Pretzel Crusted Chicken Nuggets with Mustard Dipping Sauce

These Pretzel Crusted Chicken Nuggets with Mustard Dipping Sauce are the perfect little game day appetizer! They're tender and juicy and go perfectly with my zesty mustard sauce that's got triple the mustard flavor!
Prep Time10 minutes
Cook Time25 minutes
Total Time35 minutes
Course: Appetizer
Cuisine: American
Keyword: Chicken Nuggets
Servings: 8 servings
Calories: 436kcal
Author: MaryAnn Dwyer

Ingredients

Mustard Dipping Sauce

  • 3/4 cup mayonnaise
  • 1 Tbsp. yellow mustard
  • 1 Tbsp. spicy brown mustard
  • 1 Tbsp. Dijon mustard
  • 3 Tbsp. honey
  • 1 tsp. white vinegar
  • 1/4 tsp. garlic powder
  • 1/8 tsp. salt
  • 1/8 tsp. pepper

Chicken Nuggets

  • 4 boneless, skinless chicken breast, about 2 pounds, cut into 1 1/2-2-inch chunks
  • 1/3 cup all-purpose flour
  • salt and pepper
  • 2 large eggs, beaten
  • 1 cup pretzel crumbs
  • olive oil for frying

Instructions

Salt Water Chicken Brine

  • Fill a bowl with 6 cups cold water and 3 tablespoons kosher salt. Add chicken pieces. Mix well. Let chicken sit in brine for 30 minutes. While chicken is brining make the mustard dipping sauce.

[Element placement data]
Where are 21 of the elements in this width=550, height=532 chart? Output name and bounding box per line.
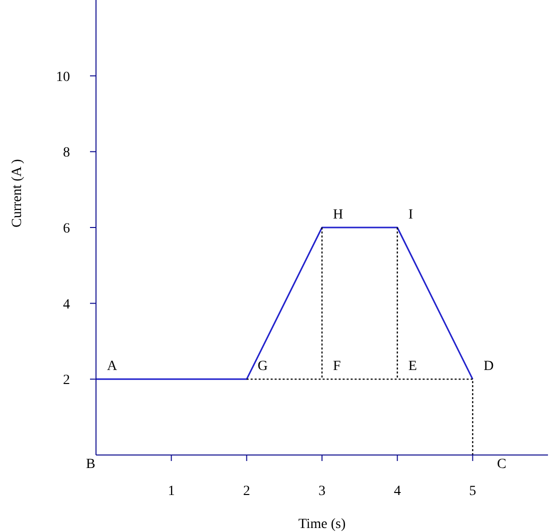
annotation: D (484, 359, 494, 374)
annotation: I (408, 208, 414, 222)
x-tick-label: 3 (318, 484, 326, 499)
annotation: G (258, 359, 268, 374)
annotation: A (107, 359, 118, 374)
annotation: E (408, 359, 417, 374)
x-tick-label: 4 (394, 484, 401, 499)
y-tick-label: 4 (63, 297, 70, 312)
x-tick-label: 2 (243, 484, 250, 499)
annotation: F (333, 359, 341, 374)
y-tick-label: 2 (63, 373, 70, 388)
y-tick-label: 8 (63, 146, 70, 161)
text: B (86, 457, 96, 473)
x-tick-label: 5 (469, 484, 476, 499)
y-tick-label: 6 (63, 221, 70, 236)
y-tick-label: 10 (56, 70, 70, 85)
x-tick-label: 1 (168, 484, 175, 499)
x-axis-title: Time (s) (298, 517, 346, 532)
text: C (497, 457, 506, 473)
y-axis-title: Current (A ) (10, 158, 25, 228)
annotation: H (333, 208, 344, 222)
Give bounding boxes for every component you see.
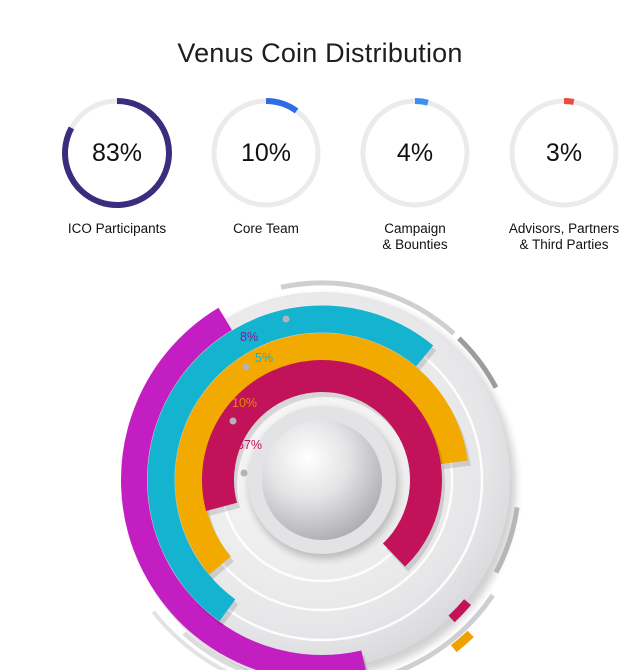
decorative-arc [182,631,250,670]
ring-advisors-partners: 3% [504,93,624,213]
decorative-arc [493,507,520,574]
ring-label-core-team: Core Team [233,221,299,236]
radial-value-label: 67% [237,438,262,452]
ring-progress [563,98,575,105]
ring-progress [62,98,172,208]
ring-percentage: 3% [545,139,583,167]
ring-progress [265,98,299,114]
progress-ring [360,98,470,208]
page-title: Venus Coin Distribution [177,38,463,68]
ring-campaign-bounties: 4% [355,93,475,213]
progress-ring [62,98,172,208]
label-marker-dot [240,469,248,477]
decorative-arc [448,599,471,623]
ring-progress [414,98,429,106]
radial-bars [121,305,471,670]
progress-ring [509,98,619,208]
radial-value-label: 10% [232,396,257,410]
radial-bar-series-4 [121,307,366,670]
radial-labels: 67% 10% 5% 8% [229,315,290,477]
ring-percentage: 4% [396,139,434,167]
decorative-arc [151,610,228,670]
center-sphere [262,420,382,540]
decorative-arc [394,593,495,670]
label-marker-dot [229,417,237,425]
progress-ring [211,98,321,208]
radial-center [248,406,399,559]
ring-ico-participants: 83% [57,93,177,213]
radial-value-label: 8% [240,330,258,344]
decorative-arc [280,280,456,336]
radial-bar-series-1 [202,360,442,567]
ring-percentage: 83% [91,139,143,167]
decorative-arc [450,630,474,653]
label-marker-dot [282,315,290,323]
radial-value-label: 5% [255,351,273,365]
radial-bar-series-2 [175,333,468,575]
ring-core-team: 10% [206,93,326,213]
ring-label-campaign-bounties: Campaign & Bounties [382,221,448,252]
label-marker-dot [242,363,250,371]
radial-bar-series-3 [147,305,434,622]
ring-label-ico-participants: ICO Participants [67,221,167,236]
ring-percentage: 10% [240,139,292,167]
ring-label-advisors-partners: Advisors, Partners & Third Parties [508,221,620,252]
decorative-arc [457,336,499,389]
---
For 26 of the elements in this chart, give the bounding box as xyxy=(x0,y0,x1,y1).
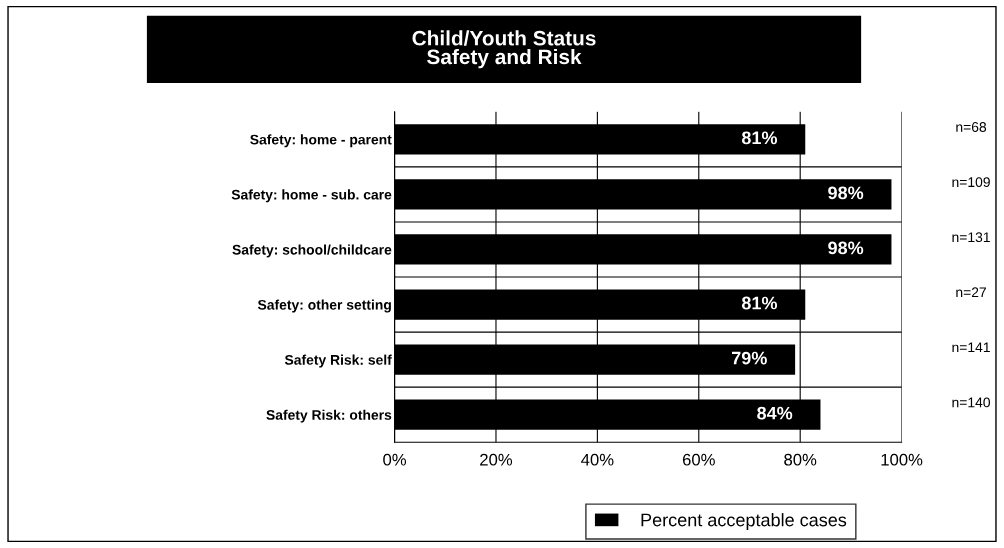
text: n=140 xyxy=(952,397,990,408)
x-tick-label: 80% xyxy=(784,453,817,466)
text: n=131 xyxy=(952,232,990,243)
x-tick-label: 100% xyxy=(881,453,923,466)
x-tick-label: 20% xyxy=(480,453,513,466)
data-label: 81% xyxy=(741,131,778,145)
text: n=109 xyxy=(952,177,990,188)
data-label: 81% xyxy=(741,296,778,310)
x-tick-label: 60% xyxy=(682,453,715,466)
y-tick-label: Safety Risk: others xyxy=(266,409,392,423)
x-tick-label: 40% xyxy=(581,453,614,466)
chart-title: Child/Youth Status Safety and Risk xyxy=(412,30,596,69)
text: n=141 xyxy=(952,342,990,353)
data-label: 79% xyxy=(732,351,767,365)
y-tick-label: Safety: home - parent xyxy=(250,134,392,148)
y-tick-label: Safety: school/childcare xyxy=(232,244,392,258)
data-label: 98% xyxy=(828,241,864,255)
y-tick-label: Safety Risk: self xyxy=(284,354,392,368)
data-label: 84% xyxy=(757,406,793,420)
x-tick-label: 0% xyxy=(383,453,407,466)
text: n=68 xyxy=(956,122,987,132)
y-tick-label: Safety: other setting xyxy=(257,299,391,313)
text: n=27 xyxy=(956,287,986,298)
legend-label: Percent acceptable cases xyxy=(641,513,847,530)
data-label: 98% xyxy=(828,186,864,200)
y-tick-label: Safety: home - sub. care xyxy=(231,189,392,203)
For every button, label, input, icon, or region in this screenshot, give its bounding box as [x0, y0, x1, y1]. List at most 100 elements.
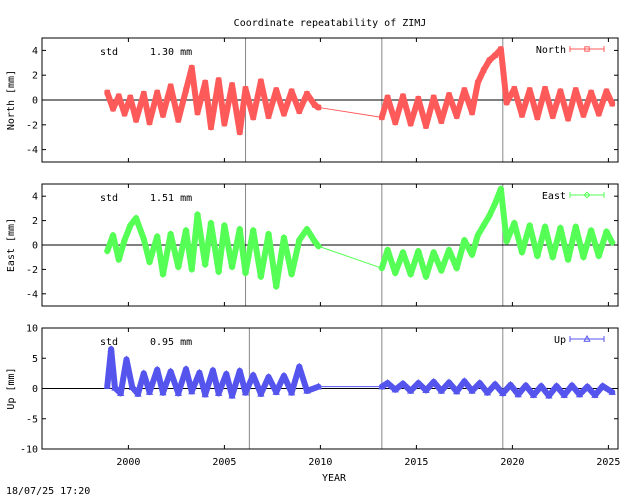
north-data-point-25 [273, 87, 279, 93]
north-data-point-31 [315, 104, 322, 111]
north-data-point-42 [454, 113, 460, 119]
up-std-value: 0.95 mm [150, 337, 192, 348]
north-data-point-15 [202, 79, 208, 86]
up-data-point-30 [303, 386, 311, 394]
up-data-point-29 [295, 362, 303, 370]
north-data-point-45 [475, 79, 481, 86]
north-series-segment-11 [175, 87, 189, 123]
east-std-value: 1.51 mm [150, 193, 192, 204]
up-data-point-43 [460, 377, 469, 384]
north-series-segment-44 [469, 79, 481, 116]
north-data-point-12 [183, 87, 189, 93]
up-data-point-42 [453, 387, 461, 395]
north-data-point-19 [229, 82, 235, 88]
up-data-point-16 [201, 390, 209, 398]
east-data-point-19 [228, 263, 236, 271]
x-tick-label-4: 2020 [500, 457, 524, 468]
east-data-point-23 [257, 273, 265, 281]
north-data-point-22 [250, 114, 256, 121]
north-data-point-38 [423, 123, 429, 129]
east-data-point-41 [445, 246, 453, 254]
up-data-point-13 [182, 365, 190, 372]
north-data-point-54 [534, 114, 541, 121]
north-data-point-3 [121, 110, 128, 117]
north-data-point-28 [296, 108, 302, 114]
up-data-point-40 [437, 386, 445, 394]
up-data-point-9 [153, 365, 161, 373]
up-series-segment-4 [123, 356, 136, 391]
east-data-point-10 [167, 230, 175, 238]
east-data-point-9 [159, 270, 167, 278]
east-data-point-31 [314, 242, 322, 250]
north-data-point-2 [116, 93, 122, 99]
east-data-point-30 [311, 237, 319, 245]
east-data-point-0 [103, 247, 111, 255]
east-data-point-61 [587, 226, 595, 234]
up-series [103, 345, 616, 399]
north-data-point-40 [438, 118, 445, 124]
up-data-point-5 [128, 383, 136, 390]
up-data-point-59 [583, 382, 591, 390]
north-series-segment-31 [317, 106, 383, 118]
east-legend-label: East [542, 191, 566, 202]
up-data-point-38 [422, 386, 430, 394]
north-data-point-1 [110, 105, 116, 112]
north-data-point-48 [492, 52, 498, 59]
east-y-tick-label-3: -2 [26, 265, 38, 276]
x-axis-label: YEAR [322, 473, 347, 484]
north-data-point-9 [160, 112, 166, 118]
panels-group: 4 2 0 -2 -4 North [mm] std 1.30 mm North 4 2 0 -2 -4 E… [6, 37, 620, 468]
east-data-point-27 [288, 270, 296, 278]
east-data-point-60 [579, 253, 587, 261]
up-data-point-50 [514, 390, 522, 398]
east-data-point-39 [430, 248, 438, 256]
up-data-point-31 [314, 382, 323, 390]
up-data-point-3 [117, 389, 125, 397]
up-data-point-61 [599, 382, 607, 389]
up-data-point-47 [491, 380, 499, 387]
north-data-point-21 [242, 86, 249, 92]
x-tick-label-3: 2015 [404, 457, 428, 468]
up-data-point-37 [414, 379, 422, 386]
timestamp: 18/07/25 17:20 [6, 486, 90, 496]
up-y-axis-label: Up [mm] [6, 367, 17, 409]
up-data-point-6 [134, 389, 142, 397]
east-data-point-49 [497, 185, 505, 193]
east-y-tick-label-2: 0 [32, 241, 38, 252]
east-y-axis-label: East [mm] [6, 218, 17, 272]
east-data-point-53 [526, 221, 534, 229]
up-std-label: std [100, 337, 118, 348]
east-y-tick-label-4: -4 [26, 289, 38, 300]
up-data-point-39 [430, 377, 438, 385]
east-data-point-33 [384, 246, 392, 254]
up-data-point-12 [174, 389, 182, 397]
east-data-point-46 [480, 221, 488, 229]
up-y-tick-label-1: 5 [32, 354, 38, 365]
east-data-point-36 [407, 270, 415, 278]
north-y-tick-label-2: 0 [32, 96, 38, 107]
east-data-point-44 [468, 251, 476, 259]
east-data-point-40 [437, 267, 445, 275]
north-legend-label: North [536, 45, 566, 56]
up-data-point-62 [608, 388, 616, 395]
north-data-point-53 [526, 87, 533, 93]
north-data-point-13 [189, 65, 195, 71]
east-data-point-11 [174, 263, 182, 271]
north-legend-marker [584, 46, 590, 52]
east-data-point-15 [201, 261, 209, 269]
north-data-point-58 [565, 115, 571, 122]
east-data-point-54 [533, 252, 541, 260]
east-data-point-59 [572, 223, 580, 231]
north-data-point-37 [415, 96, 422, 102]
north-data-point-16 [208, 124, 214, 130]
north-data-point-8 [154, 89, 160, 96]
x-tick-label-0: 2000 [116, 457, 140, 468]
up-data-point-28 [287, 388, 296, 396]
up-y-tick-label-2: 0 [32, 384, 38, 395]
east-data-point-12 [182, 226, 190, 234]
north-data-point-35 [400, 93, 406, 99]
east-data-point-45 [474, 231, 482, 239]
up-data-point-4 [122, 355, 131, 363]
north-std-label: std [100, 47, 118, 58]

### REQUIRED TASK
Could you rewrite the pretzel chicken nugget recipe, starting with "These Pretzel Crusted" and going on through "the mustard flavor!", with "zesty" replaced by "tangy"?

### WRITTEN SOLUTION
These Pretzel Crusted Chicken Nuggets with Mustard Dipping Sauce are the perfect little game day appetizer! They're tender and juicy and go perfectly with my tangy mustard sauce that's got triple the mustard flavor!